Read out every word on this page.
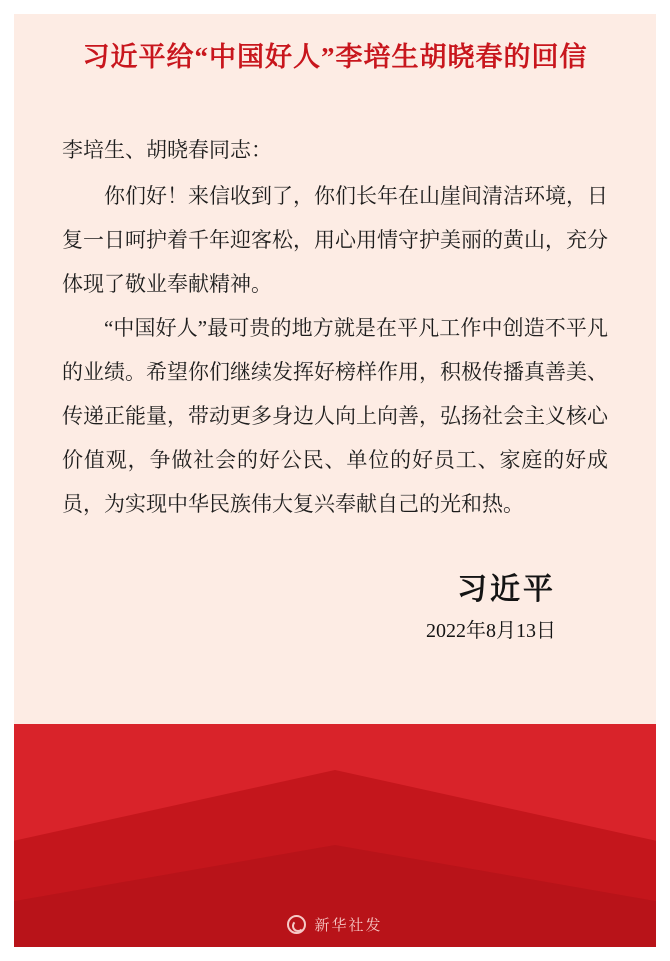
习近平给“中国好人”李培生胡晓春的回信

李培生、胡晓春同志：

你们好！来信收到了，你们长年在山崖间清洁环境，日复一日呵护着千年迎客松，用心用情守护美丽的黄山，充分体现了敬业奉献精神。

“中国好人”最可贵的地方就是在平凡工作中创造不平凡的业绩。希望你们继续发挥好榜样作用，积极传播真善美、传递正能量，带动更多身边人向上向善，弘扬社会主义核心价值观，争做社会的好公民、单位的好员工、家庭的好成员，为实现中华民族伟大复兴奉献自己的光和热。

习近平
2022年8月13日
新华社发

━━━━━━━━━━━━━━━━━━━━━━━━━━━━━━

*WHAT YOU ARE ASKED TO DO:*
Give the data again exactly as written, with all pictures left out.

*TASK RESULT:*
Read out every word on this page.
习近平给“中国好人”李培生胡晓春的回信

李培生、胡晓春同志：

你们好！来信收到了，你们长年在山崖间清洁环境，日复一日呵护着千年迎客松，用心用情守护美丽的黄山，充分体现了敬业奉献精神。

“中国好人”最可贵的地方就是在平凡工作中创造不平凡的业绩。希望你们继续发挥好榜样作用，积极传播真善美、传递正能量，带动更多身边人向上向善，弘扬社会主义核心价值观，争做社会的好公民、单位的好员工、家庭的好成员，为实现中华民族伟大复兴奉献自己的光和热。

习近平
2022年8月13日
新华社发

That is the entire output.